■ WORK INSTRUCTION 1:
In the alcohol withdrawal case, how many beers does the patient say he drinks per day?
■ WORK INSTRUCTION 2:
Decide whether each statement agrees with the alcohol withdrawal case, answering yes or no and quoting the deciding words: (a) the patient has a regular family doctor; (b) his oxygen saturation is 93% on room air; (c) he has attended a rehabilitation facility before.
■ WORK INSTRUCTION 3:
Please carry on the alcohol withdrawal case from where it stops.

■ EXCERPT:
*** Block opens ***

EM Reflections Sept 2021 – Managing alcohol withdrawal

Authored and Copyedited by Dr. Mandy Peach

Big thanks to Dr. Paul Page for leading this month’s discussions.

All cases are imaginary but highlight important learning points.

 

Case

A 72 yo male presents to the emergency department with left sided CP after sustaining a fall 3 days ago. He states he hasn’t slept and is having a hard time breathing due to the pain – “ I think I cracked a rib”. On further history surrounding the fall he divulges that he was quite intoxicated at the time of injury and that he does fall quite often when drinking. He drinks 8-10 beers per day, sometimes more, and has done so for many years. He denies any complications of his drinking other than frequent injuries and has never been admitted or attended a rehabilitation facility.

Financially there have been increasing constraints and currently he is unable to obtain alcohol. His last drink was 2 days ago. He states he feels uneasy and slightly nauseous with a mild headache, but he feels it is related to the chest pain.

His PMH is non-contributory – he has no family doctor and has no regular care. He has smoked 1-2ppd for “as long as I can remember”.

His vital signs: 142/76, HR 112, RR 20, O2 93% on RA, T 36.7. He appears diaphoretic, mildly uncomfortable and taking shallow breaths.

Physical exam for signs of trauma reveals no significant injury except for a small area of bruising and tenderness at the L 10th rib with air entry heard bilaterally. As the trauma was 2 days ago, and he is satting 93% on RA on a background of suspected COPD, you feel it is unlikely he has any complication of his fall. Imaging is unlikely to change your management – he needs analgesia.

*** Block closes ***

■ ENTRIES SUPPLIED:
*** Block opens ***

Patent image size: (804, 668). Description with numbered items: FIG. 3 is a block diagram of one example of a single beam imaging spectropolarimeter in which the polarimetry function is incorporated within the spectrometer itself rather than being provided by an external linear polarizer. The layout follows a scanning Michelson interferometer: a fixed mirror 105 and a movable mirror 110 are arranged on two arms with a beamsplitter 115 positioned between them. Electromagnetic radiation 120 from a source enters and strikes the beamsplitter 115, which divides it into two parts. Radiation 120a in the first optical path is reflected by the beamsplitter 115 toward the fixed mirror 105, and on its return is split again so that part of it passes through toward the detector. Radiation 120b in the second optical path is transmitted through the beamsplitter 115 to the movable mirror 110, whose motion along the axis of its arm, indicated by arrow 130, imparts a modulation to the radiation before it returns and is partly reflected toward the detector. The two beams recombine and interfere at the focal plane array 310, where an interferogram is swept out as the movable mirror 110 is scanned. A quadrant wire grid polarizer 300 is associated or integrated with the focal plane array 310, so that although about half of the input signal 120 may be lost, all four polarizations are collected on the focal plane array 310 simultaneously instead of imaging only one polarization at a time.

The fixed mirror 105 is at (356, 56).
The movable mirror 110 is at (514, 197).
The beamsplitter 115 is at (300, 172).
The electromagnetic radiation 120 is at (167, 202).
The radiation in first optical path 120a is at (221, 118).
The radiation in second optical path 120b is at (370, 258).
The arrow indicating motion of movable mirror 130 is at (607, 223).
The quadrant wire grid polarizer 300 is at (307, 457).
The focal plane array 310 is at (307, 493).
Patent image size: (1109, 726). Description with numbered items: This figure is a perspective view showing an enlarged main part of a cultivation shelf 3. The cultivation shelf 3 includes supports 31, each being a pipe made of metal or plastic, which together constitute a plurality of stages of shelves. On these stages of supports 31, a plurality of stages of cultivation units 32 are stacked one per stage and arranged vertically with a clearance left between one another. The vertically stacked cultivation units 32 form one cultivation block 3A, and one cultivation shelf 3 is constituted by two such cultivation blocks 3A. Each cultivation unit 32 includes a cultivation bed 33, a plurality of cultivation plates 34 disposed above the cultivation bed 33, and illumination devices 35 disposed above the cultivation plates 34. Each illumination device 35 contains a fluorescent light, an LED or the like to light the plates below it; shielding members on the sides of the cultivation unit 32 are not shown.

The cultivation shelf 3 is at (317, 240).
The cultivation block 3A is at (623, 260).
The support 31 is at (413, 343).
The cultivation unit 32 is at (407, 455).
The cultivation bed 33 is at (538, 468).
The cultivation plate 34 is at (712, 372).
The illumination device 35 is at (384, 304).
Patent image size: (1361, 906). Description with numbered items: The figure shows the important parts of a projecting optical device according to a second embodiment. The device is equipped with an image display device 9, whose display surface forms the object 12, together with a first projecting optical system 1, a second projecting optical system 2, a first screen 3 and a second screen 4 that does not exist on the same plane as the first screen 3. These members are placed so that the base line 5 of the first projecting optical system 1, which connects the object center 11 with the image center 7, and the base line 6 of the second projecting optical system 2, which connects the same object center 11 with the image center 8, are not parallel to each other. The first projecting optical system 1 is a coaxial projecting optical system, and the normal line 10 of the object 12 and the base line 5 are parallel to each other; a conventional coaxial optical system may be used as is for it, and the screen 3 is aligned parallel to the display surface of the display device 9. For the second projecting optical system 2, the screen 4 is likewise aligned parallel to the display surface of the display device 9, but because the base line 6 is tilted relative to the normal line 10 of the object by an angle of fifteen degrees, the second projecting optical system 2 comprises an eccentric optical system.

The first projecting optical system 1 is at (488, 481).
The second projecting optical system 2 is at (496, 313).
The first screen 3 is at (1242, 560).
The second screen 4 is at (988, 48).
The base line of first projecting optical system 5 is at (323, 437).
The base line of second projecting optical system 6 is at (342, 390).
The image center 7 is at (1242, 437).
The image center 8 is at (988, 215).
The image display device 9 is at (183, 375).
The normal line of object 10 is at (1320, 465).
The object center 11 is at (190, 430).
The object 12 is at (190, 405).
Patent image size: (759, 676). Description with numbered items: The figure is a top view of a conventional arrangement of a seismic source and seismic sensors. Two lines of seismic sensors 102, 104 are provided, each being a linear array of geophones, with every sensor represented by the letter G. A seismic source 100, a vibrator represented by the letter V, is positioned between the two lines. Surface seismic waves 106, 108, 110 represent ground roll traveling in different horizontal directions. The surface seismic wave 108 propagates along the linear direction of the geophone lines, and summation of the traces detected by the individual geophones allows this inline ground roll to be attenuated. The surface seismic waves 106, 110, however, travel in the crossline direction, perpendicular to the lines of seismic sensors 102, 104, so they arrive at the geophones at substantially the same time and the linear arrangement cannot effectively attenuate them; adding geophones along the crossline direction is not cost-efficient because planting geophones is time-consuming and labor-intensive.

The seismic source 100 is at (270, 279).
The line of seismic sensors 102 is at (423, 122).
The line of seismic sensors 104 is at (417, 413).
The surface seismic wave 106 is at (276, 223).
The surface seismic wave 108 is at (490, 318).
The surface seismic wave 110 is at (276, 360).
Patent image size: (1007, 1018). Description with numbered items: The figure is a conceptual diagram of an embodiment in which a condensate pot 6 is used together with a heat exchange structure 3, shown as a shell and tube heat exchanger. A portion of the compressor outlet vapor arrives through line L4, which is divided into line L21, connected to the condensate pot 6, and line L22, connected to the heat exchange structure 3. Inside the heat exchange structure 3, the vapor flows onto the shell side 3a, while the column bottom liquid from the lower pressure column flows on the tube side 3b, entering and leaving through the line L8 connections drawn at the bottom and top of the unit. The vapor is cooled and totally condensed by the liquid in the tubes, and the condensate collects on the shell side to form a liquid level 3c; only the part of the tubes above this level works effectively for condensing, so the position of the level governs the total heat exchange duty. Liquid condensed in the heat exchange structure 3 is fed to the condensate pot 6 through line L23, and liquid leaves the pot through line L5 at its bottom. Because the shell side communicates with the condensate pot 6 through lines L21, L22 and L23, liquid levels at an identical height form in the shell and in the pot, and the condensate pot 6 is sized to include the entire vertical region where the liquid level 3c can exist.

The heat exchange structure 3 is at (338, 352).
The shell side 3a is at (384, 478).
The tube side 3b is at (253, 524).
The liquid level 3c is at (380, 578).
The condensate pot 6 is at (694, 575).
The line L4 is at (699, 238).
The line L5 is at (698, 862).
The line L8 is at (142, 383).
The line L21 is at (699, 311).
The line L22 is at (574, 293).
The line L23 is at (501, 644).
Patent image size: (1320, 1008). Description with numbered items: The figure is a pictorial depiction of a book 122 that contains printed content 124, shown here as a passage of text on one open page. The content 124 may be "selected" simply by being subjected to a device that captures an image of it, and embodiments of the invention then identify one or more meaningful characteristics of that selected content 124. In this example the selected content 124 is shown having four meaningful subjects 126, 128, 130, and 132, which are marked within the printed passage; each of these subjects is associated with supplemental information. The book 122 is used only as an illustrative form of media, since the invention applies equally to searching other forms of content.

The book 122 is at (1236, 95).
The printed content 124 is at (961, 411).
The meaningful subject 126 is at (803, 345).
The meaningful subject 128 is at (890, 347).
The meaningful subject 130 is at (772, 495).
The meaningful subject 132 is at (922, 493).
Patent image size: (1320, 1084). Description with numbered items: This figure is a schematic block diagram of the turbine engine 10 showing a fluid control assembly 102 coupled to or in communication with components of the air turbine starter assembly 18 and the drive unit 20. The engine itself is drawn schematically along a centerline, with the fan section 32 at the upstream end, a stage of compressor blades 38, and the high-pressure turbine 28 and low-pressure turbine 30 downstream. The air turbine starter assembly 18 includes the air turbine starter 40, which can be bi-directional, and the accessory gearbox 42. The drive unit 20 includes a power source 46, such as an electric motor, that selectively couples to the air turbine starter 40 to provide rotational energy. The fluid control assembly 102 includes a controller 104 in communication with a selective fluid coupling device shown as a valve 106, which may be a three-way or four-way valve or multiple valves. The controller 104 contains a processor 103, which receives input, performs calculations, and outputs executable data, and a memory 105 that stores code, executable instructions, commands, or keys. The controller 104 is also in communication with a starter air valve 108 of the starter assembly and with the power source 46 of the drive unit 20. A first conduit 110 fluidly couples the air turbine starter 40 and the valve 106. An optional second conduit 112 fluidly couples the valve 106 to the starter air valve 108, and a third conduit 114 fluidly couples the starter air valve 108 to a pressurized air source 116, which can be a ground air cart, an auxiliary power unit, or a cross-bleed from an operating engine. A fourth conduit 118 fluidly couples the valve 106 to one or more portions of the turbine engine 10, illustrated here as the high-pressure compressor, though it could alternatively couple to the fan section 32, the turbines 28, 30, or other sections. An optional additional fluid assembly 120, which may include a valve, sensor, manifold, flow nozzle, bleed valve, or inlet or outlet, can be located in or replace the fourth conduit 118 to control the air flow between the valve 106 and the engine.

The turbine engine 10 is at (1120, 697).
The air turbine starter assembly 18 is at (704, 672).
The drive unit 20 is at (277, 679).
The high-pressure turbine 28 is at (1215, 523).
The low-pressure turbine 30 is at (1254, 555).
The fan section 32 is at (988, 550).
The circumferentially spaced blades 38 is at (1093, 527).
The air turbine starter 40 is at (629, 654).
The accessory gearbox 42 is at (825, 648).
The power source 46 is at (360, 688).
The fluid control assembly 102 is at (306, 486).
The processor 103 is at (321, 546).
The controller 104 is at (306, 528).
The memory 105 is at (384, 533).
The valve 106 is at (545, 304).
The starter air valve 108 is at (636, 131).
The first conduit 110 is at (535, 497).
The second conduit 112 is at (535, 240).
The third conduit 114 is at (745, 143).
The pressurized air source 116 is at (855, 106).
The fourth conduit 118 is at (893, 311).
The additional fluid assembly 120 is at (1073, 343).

*** Block closes ***

■ RESPONSE BOX 1:
8-10 beers per day, sometimes more.

■ RESPONSE BOX 2:
(a) No: "he has no family doctor and has no regular care."
(b) Yes: "O2 93% on RA"
(c) No: "has never been admitted or attended a rehabilitation facility."

■ RESPONSE BOX 3:
You instead focus on his alcohol use as you suspect that is what is contributing most to his symptoms.

What are symptoms/signs of alcohol withdrawal? How soon do you anticipate symptoms?1,2

A spectrum – early withdrawal -> seizures -> alcoholic hallucinosis -> delirium tremens (DT).

Symptoms Signs
Abdominal pain Tachycardia
Nausea/vomiting Elevated BP
Headache TremorThe tremor is key to diagnosis. It is an intention tremor – when resting it is not visible. Ask the patient to extend their arms/hands and it becomes apparent. This is a persistent tremor and it does not fatigue
Anxiety Tongue Tremor – more sensitive finding. See video
Hallucinations – clear cognition with hallucinations *High risk deterioration to DT Seizures – occur at 12-48 hours and are typically preceded by tremor

 

 

Tongue tremor1

Symptoms from alcohol withdrawal can start as early as 6-8 hours after the last drink, as the alcohol levels decline.

Symptoms typically peak at 72 hours and are gone by day 5-7.

Delirium Tremens can be anytime from day 3-12 after abstinence.

You examine your patient for signs of withdrawal. From the vitals he is tachycardiac. On exam he appears diaphoretic and he complains of a few symptoms. You ask him to extend his arms and he does have an intention tremor that doesn’t fatigue.

You confirm he is in alcohol withdrawal – this is a clinical diagnosis.

Are there any investigations that should be done for acute alcoholic withdrawal?

It depends on the patient presentation and the level of severity.

Mild cases – lab work/imaging rarely contributory. But there are situations where it is warranted.

  • Severe symptoms with potential DTs – really this could be a patient with acute delirium of any etiology. So screen for :
    • electrolyte abnormalities
    • alcoholic ketoacidosis
    • infection
    • toxidromes
    • thyrotoxicosis
    • neuroleptic malignant syndrome
    • serotonin syndrome
    • hypertensive crisis
    • acute pain
    • ECG – chronic alcohol use leads to hypomagnesemia and electrolyte abnormalities, increasing risk of long QT.
    • CT head – These patients are high risk for falls during both intoxication and withdrawal. Combine this with fragile intracranial bridging veins and potential coagulopathy if underlying liver disease and their risk of ICH goes up substantially.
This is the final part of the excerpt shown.